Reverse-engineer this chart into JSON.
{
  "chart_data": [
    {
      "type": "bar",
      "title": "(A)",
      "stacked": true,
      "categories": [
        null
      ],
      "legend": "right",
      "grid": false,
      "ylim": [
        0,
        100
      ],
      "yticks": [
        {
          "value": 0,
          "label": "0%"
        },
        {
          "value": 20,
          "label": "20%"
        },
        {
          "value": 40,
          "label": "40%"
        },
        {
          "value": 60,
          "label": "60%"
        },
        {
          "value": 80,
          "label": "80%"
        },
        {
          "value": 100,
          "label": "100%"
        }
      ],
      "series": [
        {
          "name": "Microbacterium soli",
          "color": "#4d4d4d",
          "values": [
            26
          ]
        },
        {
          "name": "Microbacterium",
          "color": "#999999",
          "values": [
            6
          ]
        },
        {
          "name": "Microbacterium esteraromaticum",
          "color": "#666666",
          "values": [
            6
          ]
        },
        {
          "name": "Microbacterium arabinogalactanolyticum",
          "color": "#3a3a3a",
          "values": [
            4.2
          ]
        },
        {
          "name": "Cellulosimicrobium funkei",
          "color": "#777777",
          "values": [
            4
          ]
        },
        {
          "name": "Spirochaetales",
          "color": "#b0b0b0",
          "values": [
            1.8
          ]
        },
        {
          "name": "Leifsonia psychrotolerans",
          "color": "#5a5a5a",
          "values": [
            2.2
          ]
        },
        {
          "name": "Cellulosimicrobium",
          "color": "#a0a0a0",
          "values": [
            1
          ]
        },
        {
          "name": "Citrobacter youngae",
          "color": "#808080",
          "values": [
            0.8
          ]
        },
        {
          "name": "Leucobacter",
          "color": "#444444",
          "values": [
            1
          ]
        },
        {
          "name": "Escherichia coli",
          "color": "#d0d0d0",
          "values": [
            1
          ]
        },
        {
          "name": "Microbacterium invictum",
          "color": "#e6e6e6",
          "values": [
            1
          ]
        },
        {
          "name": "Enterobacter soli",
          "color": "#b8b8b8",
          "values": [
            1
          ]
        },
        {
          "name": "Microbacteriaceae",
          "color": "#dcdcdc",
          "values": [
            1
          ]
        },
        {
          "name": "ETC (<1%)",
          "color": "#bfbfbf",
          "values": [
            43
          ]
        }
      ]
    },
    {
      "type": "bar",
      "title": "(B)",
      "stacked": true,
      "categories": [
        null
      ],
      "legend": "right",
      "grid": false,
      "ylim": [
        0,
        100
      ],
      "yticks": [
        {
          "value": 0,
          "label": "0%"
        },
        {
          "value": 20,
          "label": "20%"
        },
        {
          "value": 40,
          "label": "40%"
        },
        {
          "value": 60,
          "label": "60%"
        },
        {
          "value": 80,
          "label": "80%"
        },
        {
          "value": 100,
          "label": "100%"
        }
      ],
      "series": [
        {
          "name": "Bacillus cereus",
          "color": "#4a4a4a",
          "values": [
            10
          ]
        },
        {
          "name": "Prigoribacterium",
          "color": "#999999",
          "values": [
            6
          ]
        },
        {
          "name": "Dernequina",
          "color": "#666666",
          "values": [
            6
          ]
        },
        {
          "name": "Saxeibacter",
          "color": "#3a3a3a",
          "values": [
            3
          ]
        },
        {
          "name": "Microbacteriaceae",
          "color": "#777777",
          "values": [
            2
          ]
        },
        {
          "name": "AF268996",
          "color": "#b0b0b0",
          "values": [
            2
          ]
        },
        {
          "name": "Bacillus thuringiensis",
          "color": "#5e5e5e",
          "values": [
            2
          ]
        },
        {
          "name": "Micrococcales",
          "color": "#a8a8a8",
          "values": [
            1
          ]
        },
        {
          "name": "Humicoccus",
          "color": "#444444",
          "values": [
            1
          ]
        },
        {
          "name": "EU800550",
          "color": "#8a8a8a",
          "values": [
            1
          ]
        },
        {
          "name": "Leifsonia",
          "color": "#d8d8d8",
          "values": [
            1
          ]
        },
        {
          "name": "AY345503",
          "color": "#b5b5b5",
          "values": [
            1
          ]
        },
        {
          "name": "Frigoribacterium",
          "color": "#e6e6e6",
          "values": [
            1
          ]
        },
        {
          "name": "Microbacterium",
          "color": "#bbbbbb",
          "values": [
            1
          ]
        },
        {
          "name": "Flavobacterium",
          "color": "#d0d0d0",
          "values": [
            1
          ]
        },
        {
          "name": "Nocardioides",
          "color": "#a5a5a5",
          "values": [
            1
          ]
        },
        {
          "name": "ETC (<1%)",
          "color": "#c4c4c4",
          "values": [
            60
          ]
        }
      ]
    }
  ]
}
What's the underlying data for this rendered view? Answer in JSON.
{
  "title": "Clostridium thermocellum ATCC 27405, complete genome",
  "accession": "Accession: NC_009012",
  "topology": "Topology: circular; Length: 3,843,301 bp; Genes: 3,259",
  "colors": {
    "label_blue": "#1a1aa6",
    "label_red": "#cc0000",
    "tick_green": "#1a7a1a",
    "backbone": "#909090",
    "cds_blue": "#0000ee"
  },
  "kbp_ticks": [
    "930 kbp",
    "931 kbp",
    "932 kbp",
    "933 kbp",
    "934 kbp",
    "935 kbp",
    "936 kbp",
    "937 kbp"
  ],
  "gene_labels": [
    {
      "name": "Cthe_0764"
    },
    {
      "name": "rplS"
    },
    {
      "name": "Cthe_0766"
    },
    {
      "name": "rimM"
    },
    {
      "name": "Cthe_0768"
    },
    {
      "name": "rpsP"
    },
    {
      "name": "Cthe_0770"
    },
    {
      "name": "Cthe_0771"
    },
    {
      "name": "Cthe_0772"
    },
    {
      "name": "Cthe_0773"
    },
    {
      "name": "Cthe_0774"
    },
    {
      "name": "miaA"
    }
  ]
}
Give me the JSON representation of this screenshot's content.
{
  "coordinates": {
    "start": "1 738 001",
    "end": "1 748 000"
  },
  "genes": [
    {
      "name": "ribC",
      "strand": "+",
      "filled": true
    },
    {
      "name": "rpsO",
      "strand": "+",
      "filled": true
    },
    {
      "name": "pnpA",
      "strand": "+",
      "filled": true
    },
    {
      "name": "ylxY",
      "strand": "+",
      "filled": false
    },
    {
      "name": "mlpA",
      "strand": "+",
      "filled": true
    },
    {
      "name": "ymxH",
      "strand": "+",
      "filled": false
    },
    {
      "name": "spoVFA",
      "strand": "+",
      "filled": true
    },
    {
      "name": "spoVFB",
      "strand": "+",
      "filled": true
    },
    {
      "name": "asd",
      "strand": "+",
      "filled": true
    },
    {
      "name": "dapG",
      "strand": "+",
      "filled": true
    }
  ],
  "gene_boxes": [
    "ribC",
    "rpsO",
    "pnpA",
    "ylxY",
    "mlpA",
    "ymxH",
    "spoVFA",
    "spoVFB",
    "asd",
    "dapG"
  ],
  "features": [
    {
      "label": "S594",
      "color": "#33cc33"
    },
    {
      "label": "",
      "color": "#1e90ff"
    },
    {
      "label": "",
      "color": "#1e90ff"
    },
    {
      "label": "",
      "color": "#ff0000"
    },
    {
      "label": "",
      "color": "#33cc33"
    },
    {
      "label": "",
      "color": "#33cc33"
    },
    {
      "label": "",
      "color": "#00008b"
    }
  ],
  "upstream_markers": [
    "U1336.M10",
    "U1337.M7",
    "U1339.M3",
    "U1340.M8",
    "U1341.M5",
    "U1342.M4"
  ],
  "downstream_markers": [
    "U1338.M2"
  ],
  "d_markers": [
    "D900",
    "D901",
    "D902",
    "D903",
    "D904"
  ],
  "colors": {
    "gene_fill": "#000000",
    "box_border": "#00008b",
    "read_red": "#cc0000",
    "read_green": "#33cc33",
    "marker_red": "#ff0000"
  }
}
== == ==
## What to produce
The material is to be transcribed once more, exactly and completely.

## Answer to this exercise
Reverse-engineer this chart into JSON.
{
  "chart_data": [
    {
      "type": "bar",
      "title": "(A)",
      "stacked": true,
      "categories": [
        null
      ],
      "legend": "right",
      "grid": false,
      "ylim": [
        0,
        100
      ],
      "yticks": [
        {
          "value": 0,
          "label": "0%"
        },
        {
          "value": 20,
          "label": "20%"
        },
        {
          "value": 40,
          "label": "40%"
        },
        {
          "value": 60,
          "label": "60%"
        },
        {
          "value": 80,
          "label": "80%"
        },
        {
          "value": 100,
          "label": "100%"
        }
      ],
      "series": [
        {
          "name": "Microbacterium soli",
          "color": "#4d4d4d",
          "values": [
            26
          ]
        },
        {
          "name": "Microbacterium",
          "color": "#999999",
          "values": [
            6
          ]
        },
        {
          "name": "Microbacterium esteraromaticum",
          "color": "#666666",
          "values": [
            6
          ]
        },
        {
          "name": "Microbacterium arabinogalactanolyticum",
          "color": "#3a3a3a",
          "values": [
            4.2
          ]
        },
        {
          "name": "Cellulosimicrobium funkei",
          "color": "#777777",
          "values": [
            4
          ]
        },
        {
          "name": "Spirochaetales",
          "color": "#b0b0b0",
          "values": [
            1.8
          ]
        },
        {
          "name": "Leifsonia psychrotolerans",
          "color": "#5a5a5a",
          "values": [
            2.2
          ]
        },
        {
          "name": "Cellulosimicrobium",
          "color": "#a0a0a0",
          "values": [
            1
          ]
        },
        {
          "name": "Citrobacter youngae",
          "color": "#808080",
          "values": [
            0.8
          ]
        },
        {
          "name": "Leucobacter",
          "color": "#444444",
          "values": [
            1
          ]
        },
        {
          "name": "Escherichia coli",
          "color": "#d0d0d0",
          "values": [
            1
          ]
        },
        {
          "name": "Microbacterium invictum",
          "color": "#e6e6e6",
          "values": [
            1
          ]
        },
        {
          "name": "Enterobacter soli",
          "color": "#b8b8b8",
          "values": [
            1
          ]
        },
        {
          "name": "Microbacteriaceae",
          "color": "#dcdcdc",
          "values": [
            1
          ]
        },
        {
          "name": "ETC (<1%)",
          "color": "#bfbfbf",
          "values": [
            43
          ]
        }
      ]
    },
    {
      "type": "bar",
      "title": "(B)",
      "stacked": true,
      "categories": [
        null
      ],
      "legend": "right",
      "grid": false,
      "ylim": [
        0,
        100
      ],
      "yticks": [
        {
          "value": 0,
          "label": "0%"
        },
        {
          "value": 20,
          "label": "20%"
        },
        {
          "value": 40,
          "label": "40%"
        },
        {
          "value": 60,
          "label": "60%"
        },
        {
          "value": 80,
          "label": "80%"
        },
        {
          "value": 100,
          "label": "100%"
        }
      ],
      "series": [
        {
          "name": "Bacillus cereus",
          "color": "#4a4a4a",
          "values": [
            10
          ]
        },
        {
          "name": "Prigoribacterium",
          "color": "#999999",
          "values": [
            6
          ]
        },
        {
          "name": "Dernequina",
          "color": "#666666",
          "values": [
            6
          ]
        },
        {
          "name": "Saxeibacter",
          "color": "#3a3a3a",
          "values": [
            3
          ]
        },
        {
          "name": "Microbacteriaceae",
          "color": "#777777",
          "values": [
            2
          ]
        },
        {
          "name": "AF268996",
          "color": "#b0b0b0",
          "values": [
            2
          ]
        },
        {
          "name": "Bacillus thuringiensis",
          "color": "#5e5e5e",
          "values": [
            2
          ]
        },
        {
          "name": "Micrococcales",
          "color": "#a8a8a8",
          "values": [
            1
          ]
        },
        {
          "name": "Humicoccus",
          "color": "#444444",
          "values": [
            1
          ]
        },
        {
          "name": "EU800550",
          "color": "#8a8a8a",
          "values": [
            1
          ]
        },
        {
          "name": "Leifsonia",
          "color": "#d8d8d8",
          "values": [
            1
          ]
        },
        {
          "name": "AY345503",
          "color": "#b5b5b5",
          "values": [
            1
          ]
        },
        {
          "name": "Frigoribacterium",
          "color": "#e6e6e6",
          "values": [
            1
          ]
        },
        {
          "name": "Microbacterium",
          "color": "#bbbbbb",
          "values": [
            1
          ]
        },
        {
          "name": "Flavobacterium",
          "color": "#d0d0d0",
          "values": [
            1
          ]
        },
        {
          "name": "Nocardioides",
          "color": "#a5a5a5",
          "values": [
            1
          ]
        },
        {
          "name": "ETC (<1%)",
          "color": "#c4c4c4",
          "values": [
            60
          ]
        }
      ]
    }
  ]
}
What's the underlying data for this rendered view? Answer in JSON.
{
  "title": "Clostridium thermocellum ATCC 27405, complete genome",
  "accession": "Accession: NC_009012",
  "topology": "Topology: circular; Length: 3,843,301 bp; Genes: 3,259",
  "colors": {
    "label_blue": "#1a1aa6",
    "label_red": "#cc0000",
    "tick_green": "#1a7a1a",
    "backbone": "#909090",
    "cds_blue": "#0000ee"
  },
  "kbp_ticks": [
    "930 kbp",
    "931 kbp",
    "932 kbp",
    "933 kbp",
    "934 kbp",
    "935 kbp",
    "936 kbp",
    "937 kbp"
  ],
  "gene_labels": [
    {
      "name": "Cthe_0764"
    },
    {
      "name": "rplS"
    },
    {
      "name": "Cthe_0766"
    },
    {
      "name": "rimM"
    },
    {
      "name": "Cthe_0768"
    },
    {
      "name": "rpsP"
    },
    {
      "name": "Cthe_0770"
    },
    {
      "name": "Cthe_0771"
    },
    {
      "name": "Cthe_0772"
    },
    {
      "name": "Cthe_0773"
    },
    {
      "name": "Cthe_0774"
    },
    {
      "name": "miaA"
    }
  ]
}
Give me the JSON representation of this screenshot's content.
{
  "coordinates": {
    "start": "1 738 001",
    "end": "1 748 000"
  },
  "genes": [
    {
      "name": "ribC",
      "strand": "+",
      "filled": true
    },
    {
      "name": "rpsO",
      "strand": "+",
      "filled": true
    },
    {
      "name": "pnpA",
      "strand": "+",
      "filled": true
    },
    {
      "name": "ylxY",
      "strand": "+",
      "filled": false
    },
    {
      "name": "mlpA",
      "strand": "+",
      "filled": true
    },
    {
      "name": "ymxH",
      "strand": "+",
      "filled": false
    },
    {
      "name": "spoVFA",
      "strand": "+",
      "filled": true
    },
    {
      "name": "spoVFB",
      "strand": "+",
      "filled": true
    },
    {
      "name": "asd",
      "strand": "+",
      "filled": true
    },
    {
      "name": "dapG",
      "strand": "+",
      "filled": true
    }
  ],
  "gene_boxes": [
    "ribC",
    "rpsO",
    "pnpA",
    "ylxY",
    "mlpA",
    "ymxH",
    "spoVFA",
    "spoVFB",
    "asd",
    "dapG"
  ],
  "features": [
    {
      "label": "S594",
      "color": "#33cc33"
    },
    {
      "label": "",
      "color": "#1e90ff"
    },
    {
      "label": "",
      "color": "#1e90ff"
    },
    {
      "label": "",
      "color": "#ff0000"
    },
    {
      "label": "",
      "color": "#33cc33"
    },
    {
      "label": "",
      "color": "#33cc33"
    },
    {
      "label": "",
      "color": "#00008b"
    }
  ],
  "upstream_markers": [
    "U1336.M10",
    "U1337.M7",
    "U1339.M3",
    "U1340.M8",
    "U1341.M5",
    "U1342.M4"
  ],
  "downstream_markers": [
    "U1338.M2"
  ],
  "d_markers": [
    "D900",
    "D901",
    "D902",
    "D903",
    "D904"
  ],
  "colors": {
    "gene_fill": "#000000",
    "box_border": "#00008b",
    "read_red": "#cc0000",
    "read_green": "#33cc33",
    "marker_red": "#ff0000"
  }
}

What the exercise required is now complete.